%%

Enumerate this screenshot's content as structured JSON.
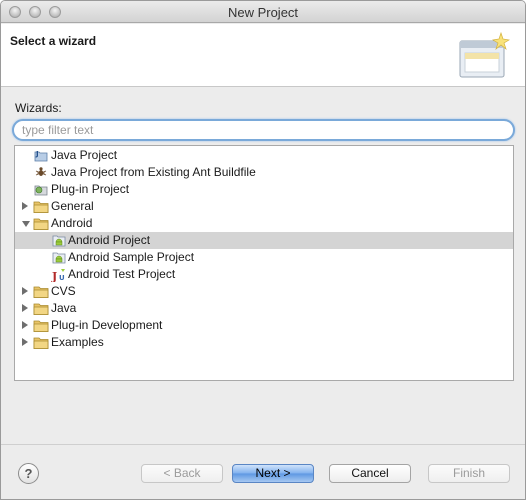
{
  "window": {
    "title": "New Project"
  },
  "header": {
    "title": "Select a wizard",
    "graphic_icon": "wizard-banner-icon"
  },
  "wizards": {
    "label": "Wizards:",
    "filter_placeholder": "type filter text",
    "filter_value": ""
  },
  "tree": {
    "items": [
      {
        "label": "Java Project",
        "icon": "java-project-icon",
        "level": 0,
        "twisty": "none",
        "selected": false
      },
      {
        "label": "Java Project from Existing Ant Buildfile",
        "icon": "ant-icon",
        "level": 0,
        "twisty": "none",
        "selected": false
      },
      {
        "label": "Plug-in Project",
        "icon": "plugin-project-icon",
        "level": 0,
        "twisty": "none",
        "selected": false
      },
      {
        "label": "General",
        "icon": "folder-icon",
        "level": 0,
        "twisty": "closed",
        "selected": false
      },
      {
        "label": "Android",
        "icon": "folder-icon",
        "level": 0,
        "twisty": "open",
        "selected": false
      },
      {
        "label": "Android Project",
        "icon": "android-project-icon",
        "level": 1,
        "twisty": "none",
        "selected": true
      },
      {
        "label": "Android Sample Project",
        "icon": "android-project-icon",
        "level": 1,
        "twisty": "none",
        "selected": false
      },
      {
        "label": "Android Test Project",
        "icon": "junit-icon",
        "level": 1,
        "twisty": "none",
        "selected": false
      },
      {
        "label": "CVS",
        "icon": "folder-icon",
        "level": 0,
        "twisty": "closed",
        "selected": false
      },
      {
        "label": "Java",
        "icon": "folder-icon",
        "level": 0,
        "twisty": "closed",
        "selected": false
      },
      {
        "label": "Plug-in Development",
        "icon": "folder-icon",
        "level": 0,
        "twisty": "closed",
        "selected": false
      },
      {
        "label": "Examples",
        "icon": "folder-icon",
        "level": 0,
        "twisty": "closed",
        "selected": false
      }
    ]
  },
  "buttons": {
    "help": "?",
    "back": "< Back",
    "next": "Next >",
    "cancel": "Cancel",
    "finish": "Finish"
  },
  "colors": {
    "selection": "#d4d4d4",
    "focus_ring": "#7aa9d9",
    "folder": "#e8c468",
    "primary_button": "#5d97e2"
  }
}
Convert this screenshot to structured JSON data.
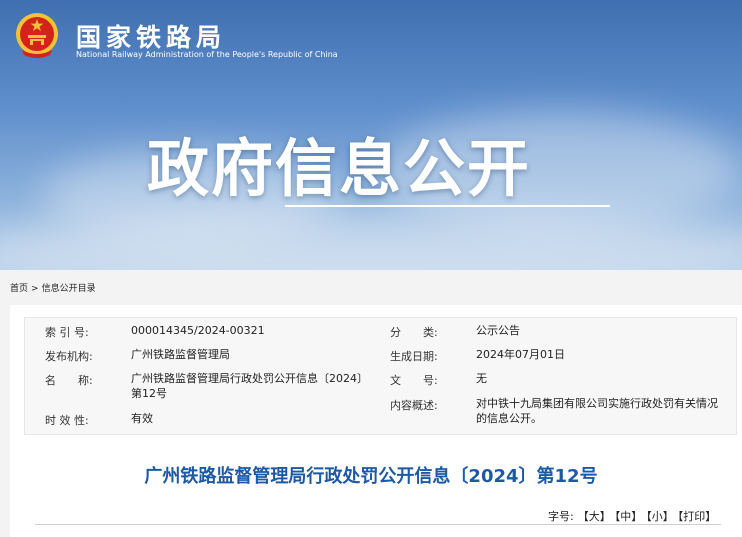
{
  "header": {
    "org_name": "国家铁路局",
    "org_name_en": "National Railway Administration of the People's Republic of China",
    "hero_title": "政府信息公开"
  },
  "breadcrumb": {
    "home": "首页",
    "separator": ">",
    "current": "信息公开目录"
  },
  "meta": {
    "index_label": "索 引 号:",
    "index_value": "000014345/2024-00321",
    "category_label": "分　　类:",
    "category_value": "公示公告",
    "issuer_label": "发布机构:",
    "issuer_value": "广州铁路监督管理局",
    "date_label": "生成日期:",
    "date_value": "2024年07月01日",
    "name_label": "名　　称:",
    "name_value": "广州铁路监督管理局行政处罚公开信息〔2024〕第12号",
    "doc_no_label": "文　　号:",
    "doc_no_value": "无",
    "summary_label": "内容概述:",
    "summary_value": "对中铁十九局集团有限公司实施行政处罚有关情况的信息公开。",
    "validity_label": "时 效 性:",
    "validity_value": "有效"
  },
  "article": {
    "title": "广州铁路监督管理局行政处罚公开信息〔2024〕第12号"
  },
  "font_size": {
    "label": "字号:",
    "large": "【大】",
    "medium": "【中】",
    "small": "【小】",
    "print": "【打印】"
  },
  "colors": {
    "title_blue": "#1c5aa8",
    "banner_blue": "#3f6fb0",
    "emblem_red": "#d4231b",
    "emblem_gold": "#f3c236"
  }
}
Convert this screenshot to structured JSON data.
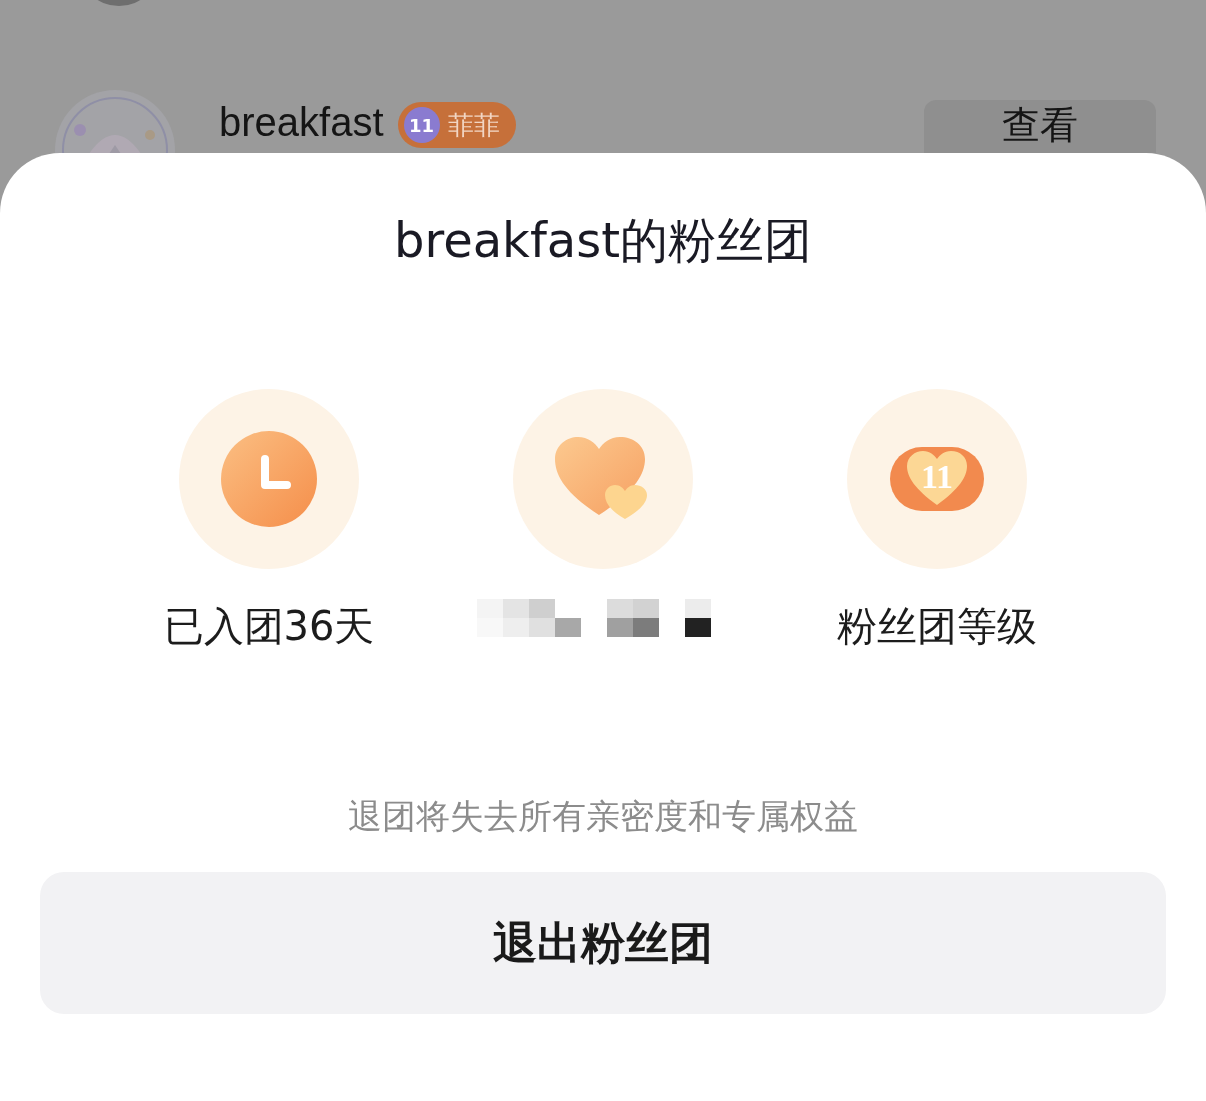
{
  "background_list": {
    "user": {
      "name": "breakfast",
      "badge_level": "11",
      "badge_name": "菲菲",
      "button": "查看"
    }
  },
  "sheet": {
    "title": "breakfast的粉丝团",
    "stats": [
      {
        "kind": "clock",
        "label": "已入团36天"
      },
      {
        "kind": "heart"
      },
      {
        "kind": "level",
        "badge_level": "11",
        "label": "粉丝团等级"
      }
    ],
    "notice": "退团将失去所有亲密度和专属权益",
    "quit_button": "退出粉丝团"
  }
}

%%

Each entry gets copied exactly; the pictures stay out.

[Expected answer]:
Enumerate this screenshot's content as structured JSON.
{
  "window": {
    "title": "New Project"
  },
  "header": {
    "title": "Select a wizard",
    "graphic_icon": "wizard-banner-icon"
  },
  "wizards": {
    "label": "Wizards:",
    "filter_placeholder": "type filter text",
    "filter_value": ""
  },
  "tree": {
    "items": [
      {
        "label": "Java Project",
        "icon": "java-project-icon",
        "level": 0,
        "twisty": "none",
        "selected": false
      },
      {
        "label": "Java Project from Existing Ant Buildfile",
        "icon": "ant-icon",
        "level": 0,
        "twisty": "none",
        "selected": false
      },
      {
        "label": "Plug-in Project",
        "icon": "plugin-project-icon",
        "level": 0,
        "twisty": "none",
        "selected": false
      },
      {
        "label": "General",
        "icon": "folder-icon",
        "level": 0,
        "twisty": "closed",
        "selected": false
      },
      {
        "label": "Android",
        "icon": "folder-icon",
        "level": 0,
        "twisty": "open",
        "selected": false
      },
      {
        "label": "Android Project",
        "icon": "android-project-icon",
        "level": 1,
        "twisty": "none",
        "selected": true
      },
      {
        "label": "Android Sample Project",
        "icon": "android-project-icon",
        "level": 1,
        "twisty": "none",
        "selected": false
      },
      {
        "label": "Android Test Project",
        "icon": "junit-icon",
        "level": 1,
        "twisty": "none",
        "selected": false
      },
      {
        "label": "CVS",
        "icon": "folder-icon",
        "level": 0,
        "twisty": "closed",
        "selected": false
      },
      {
        "label": "Java",
        "icon": "folder-icon",
        "level": 0,
        "twisty": "closed",
        "selected": false
      },
      {
        "label": "Plug-in Development",
        "icon": "folder-icon",
        "level": 0,
        "twisty": "closed",
        "selected": false
      },
      {
        "label": "Examples",
        "icon": "folder-icon",
        "level": 0,
        "twisty": "closed",
        "selected": false
      }
    ]
  },
  "buttons": {
    "help": "?",
    "back": "< Back",
    "next": "Next >",
    "cancel": "Cancel",
    "finish": "Finish"
  },
  "colors": {
    "selection": "#d4d4d4",
    "focus_ring": "#7aa9d9",
    "folder": "#e8c468",
    "primary_button": "#5d97e2"
  }
}
Convert this screenshot to structured JSON data.
{
  "header": {
    "org_name": "国家铁路局",
    "org_name_en": "National Railway Administration of the People's Republic of China",
    "hero_title": "政府信息公开"
  },
  "breadcrumb": {
    "home": "首页",
    "separator": ">",
    "current": "信息公开目录"
  },
  "meta": {
    "index_label": "索 引 号:",
    "index_value": "000014345/2024-00321",
    "category_label": "分　　类:",
    "category_value": "公示公告",
    "issuer_label": "发布机构:",
    "issuer_value": "广州铁路监督管理局",
    "date_label": "生成日期:",
    "date_value": "2024年07月01日",
    "name_label": "名　　称:",
    "name_value": "广州铁路监督管理局行政处罚公开信息〔2024〕第12号",
    "doc_no_label": "文　　号:",
    "doc_no_value": "无",
    "summary_label": "内容概述:",
    "summary_value": "对中铁十九局集团有限公司实施行政处罚有关情况的信息公开。",
    "validity_label": "时 效 性:",
    "validity_value": "有效"
  },
  "article": {
    "title": "广州铁路监督管理局行政处罚公开信息〔2024〕第12号"
  },
  "font_size": {
    "label": "字号:",
    "large": "【大】",
    "medium": "【中】",
    "small": "【小】",
    "print": "【打印】"
  },
  "colors": {
    "title_blue": "#1c5aa8",
    "banner_blue": "#3f6fb0",
    "emblem_red": "#d4231b",
    "emblem_gold": "#f3c236"
  }
}
Convert this screenshot to structured JSON data.
{
  "background_list": {
    "user": {
      "name": "breakfast",
      "badge_level": "11",
      "badge_name": "菲菲",
      "button": "查看"
    }
  },
  "sheet": {
    "title": "breakfast的粉丝团",
    "stats": [
      {
        "kind": "clock",
        "label": "已入团36天"
      },
      {
        "kind": "heart"
      },
      {
        "kind": "level",
        "badge_level": "11",
        "label": "粉丝团等级"
      }
    ],
    "notice": "退团将失去所有亲密度和专属权益",
    "quit_button": "退出粉丝团"
  }
}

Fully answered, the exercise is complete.